═════ Materials provided

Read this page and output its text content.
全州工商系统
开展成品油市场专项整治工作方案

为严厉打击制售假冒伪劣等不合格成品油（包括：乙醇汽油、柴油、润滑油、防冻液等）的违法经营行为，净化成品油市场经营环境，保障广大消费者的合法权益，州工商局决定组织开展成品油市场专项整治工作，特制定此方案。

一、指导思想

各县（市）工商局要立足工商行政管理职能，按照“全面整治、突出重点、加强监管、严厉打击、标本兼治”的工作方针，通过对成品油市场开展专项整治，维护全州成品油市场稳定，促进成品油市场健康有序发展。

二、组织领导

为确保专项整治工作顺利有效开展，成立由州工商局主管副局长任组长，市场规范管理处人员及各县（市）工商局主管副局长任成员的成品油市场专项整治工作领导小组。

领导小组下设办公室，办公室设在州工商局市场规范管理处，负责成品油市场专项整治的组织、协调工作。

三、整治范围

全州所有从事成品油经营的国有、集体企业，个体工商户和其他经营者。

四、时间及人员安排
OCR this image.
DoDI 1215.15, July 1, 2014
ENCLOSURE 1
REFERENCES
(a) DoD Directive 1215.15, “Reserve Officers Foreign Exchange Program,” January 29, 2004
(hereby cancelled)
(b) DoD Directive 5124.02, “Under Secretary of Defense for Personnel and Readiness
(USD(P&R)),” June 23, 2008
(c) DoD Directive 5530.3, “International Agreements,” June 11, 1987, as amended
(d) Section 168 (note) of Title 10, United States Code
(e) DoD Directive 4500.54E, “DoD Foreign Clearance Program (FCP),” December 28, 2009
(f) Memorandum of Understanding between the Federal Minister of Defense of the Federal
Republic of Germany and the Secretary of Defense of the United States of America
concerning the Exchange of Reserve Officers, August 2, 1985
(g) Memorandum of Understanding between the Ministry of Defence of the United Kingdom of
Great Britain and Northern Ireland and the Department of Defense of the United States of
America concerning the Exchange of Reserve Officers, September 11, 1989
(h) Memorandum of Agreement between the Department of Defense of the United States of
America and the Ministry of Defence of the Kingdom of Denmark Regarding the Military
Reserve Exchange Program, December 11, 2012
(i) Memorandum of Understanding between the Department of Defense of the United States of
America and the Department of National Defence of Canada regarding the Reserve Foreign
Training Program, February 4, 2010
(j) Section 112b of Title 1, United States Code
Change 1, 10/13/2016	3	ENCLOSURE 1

══════════

Exercise: Quote the whole listing above, leaving nothing out.

Answer to the task:
Read this page and output its text content.
全州工商系统
开展成品油市场专项整治工作方案

为严厉打击制售假冒伪劣等不合格成品油（包括：乙醇汽油、柴油、润滑油、防冻液等）的违法经营行为，净化成品油市场经营环境，保障广大消费者的合法权益，州工商局决定组织开展成品油市场专项整治工作，特制定此方案。

一、指导思想

各县（市）工商局要立足工商行政管理职能，按照“全面整治、突出重点、加强监管、严厉打击、标本兼治”的工作方针，通过对成品油市场开展专项整治，维护全州成品油市场稳定，促进成品油市场健康有序发展。

二、组织领导

为确保专项整治工作顺利有效开展，成立由州工商局主管副局长任组长，市场规范管理处人员及各县（市）工商局主管副局长任成员的成品油市场专项整治工作领导小组。

领导小组下设办公室，办公室设在州工商局市场规范管理处，负责成品油市场专项整治的组织、协调工作。

三、整治范围

全州所有从事成品油经营的国有、集体企业，个体工商户和其他经营者。

四、时间及人员安排
OCR this image.
DoDI 1215.15, July 1, 2014
ENCLOSURE 1
REFERENCES
(a) DoD Directive 1215.15, “Reserve Officers Foreign Exchange Program,” January 29, 2004
(hereby cancelled)
(b) DoD Directive 5124.02, “Under Secretary of Defense for Personnel and Readiness
(USD(P&R)),” June 23, 2008
(c) DoD Directive 5530.3, “International Agreements,” June 11, 1987, as amended
(d) Section 168 (note) of Title 10, United States Code
(e) DoD Directive 4500.54E, “DoD Foreign Clearance Program (FCP),” December 28, 2009
(f) Memorandum of Understanding between the Federal Minister of Defense of the Federal
Republic of Germany and the Secretary of Defense of the United States of America
concerning the Exchange of Reserve Officers, August 2, 1985
(g) Memorandum of Understanding between the Ministry of Defence of the United Kingdom of
Great Britain and Northern Ireland and the Department of Defense of the United States of
America concerning the Exchange of Reserve Officers, September 11, 1989
(h) Memorandum of Agreement between the Department of Defense of the United States of
America and the Ministry of Defence of the Kingdom of Denmark Regarding the Military
Reserve Exchange Program, December 11, 2012
(i) Memorandum of Understanding between the Department of Defense of the United States of
America and the Department of National Defence of Canada regarding the Reserve Foreign
Training Program, February 4, 2010
(j) Section 112b of Title 1, United States Code
Change 1, 10/13/2016	3	ENCLOSURE 1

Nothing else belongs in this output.